==== MATERIAL FOR THE TASK ====

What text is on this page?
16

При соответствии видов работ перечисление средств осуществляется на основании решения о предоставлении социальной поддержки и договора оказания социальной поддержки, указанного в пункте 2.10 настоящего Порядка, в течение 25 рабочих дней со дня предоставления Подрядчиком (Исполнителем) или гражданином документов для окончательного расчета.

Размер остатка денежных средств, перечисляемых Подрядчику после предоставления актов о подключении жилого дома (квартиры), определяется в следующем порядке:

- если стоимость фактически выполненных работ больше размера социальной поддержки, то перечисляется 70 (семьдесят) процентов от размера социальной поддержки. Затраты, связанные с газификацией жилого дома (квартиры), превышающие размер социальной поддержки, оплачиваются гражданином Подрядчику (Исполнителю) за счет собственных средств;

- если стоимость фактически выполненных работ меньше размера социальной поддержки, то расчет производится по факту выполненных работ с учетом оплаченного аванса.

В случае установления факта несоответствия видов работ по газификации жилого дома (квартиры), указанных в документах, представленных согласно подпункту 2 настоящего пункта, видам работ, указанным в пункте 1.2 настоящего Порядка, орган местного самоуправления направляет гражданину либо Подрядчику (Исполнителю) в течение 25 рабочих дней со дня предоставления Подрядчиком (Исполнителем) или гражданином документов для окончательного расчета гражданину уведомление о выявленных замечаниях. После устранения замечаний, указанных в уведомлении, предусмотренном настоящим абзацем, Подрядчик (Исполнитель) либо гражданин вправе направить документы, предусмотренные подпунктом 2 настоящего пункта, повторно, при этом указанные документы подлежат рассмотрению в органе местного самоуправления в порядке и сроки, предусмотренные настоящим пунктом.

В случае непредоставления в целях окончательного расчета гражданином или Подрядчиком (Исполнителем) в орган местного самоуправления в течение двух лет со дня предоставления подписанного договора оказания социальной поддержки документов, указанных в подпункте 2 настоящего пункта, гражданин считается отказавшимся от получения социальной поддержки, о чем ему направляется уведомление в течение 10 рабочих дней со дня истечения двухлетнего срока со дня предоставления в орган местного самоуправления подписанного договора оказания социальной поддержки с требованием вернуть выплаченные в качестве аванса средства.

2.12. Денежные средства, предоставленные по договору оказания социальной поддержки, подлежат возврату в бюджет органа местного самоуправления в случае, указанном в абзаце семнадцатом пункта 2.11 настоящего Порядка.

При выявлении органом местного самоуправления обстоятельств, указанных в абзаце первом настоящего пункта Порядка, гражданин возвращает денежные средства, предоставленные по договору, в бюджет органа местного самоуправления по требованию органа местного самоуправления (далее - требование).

====

* WORK TO DO: Your task is to repeat the data exactly; please include every line.

* TASK RESPONSE:
What text is on this page?
16

При соответствии видов работ перечисление средств осуществляется на основании решения о предоставлении социальной поддержки и договора оказания социальной поддержки, указанного в пункте 2.10 настоящего Порядка, в течение 25 рабочих дней со дня предоставления Подрядчиком (Исполнителем) или гражданином документов для окончательного расчета.

Размер остатка денежных средств, перечисляемых Подрядчику после предоставления актов о подключении жилого дома (квартиры), определяется в следующем порядке:

- если стоимость фактически выполненных работ больше размера социальной поддержки, то перечисляется 70 (семьдесят) процентов от размера социальной поддержки. Затраты, связанные с газификацией жилого дома (квартиры), превышающие размер социальной поддержки, оплачиваются гражданином Подрядчику (Исполнителю) за счет собственных средств;

- если стоимость фактически выполненных работ меньше размера социальной поддержки, то расчет производится по факту выполненных работ с учетом оплаченного аванса.

В случае установления факта несоответствия видов работ по газификации жилого дома (квартиры), указанных в документах, представленных согласно подпункту 2 настоящего пункта, видам работ, указанным в пункте 1.2 настоящего Порядка, орган местного самоуправления направляет гражданину либо Подрядчику (Исполнителю) в течение 25 рабочих дней со дня предоставления Подрядчиком (Исполнителем) или гражданином документов для окончательного расчета гражданину уведомление о выявленных замечаниях. После устранения замечаний, указанных в уведомлении, предусмотренном настоящим абзацем, Подрядчик (Исполнитель) либо гражданин вправе направить документы, предусмотренные подпунктом 2 настоящего пункта, повторно, при этом указанные документы подлежат рассмотрению в органе местного самоуправления в порядке и сроки, предусмотренные настоящим пунктом.

В случае непредоставления в целях окончательного расчета гражданином или Подрядчиком (Исполнителем) в орган местного самоуправления в течение двух лет со дня предоставления подписанного договора оказания социальной поддержки документов, указанных в подпункте 2 настоящего пункта, гражданин считается отказавшимся от получения социальной поддержки, о чем ему направляется уведомление в течение 10 рабочих дней со дня истечения двухлетнего срока со дня предоставления в орган местного самоуправления подписанного договора оказания социальной поддержки с требованием вернуть выплаченные в качестве аванса средства.

2.12. Денежные средства, предоставленные по договору оказания социальной поддержки, подлежат возврату в бюджет органа местного самоуправления в случае, указанном в абзаце семнадцатом пункта 2.11 настоящего Порядка.

При выявлении органом местного самоуправления обстоятельств, указанных в абзаце первом настоящего пункта Порядка, гражданин возвращает денежные средства, предоставленные по договору, в бюджет органа местного самоуправления по требованию органа местного самоуправления (далее - требование).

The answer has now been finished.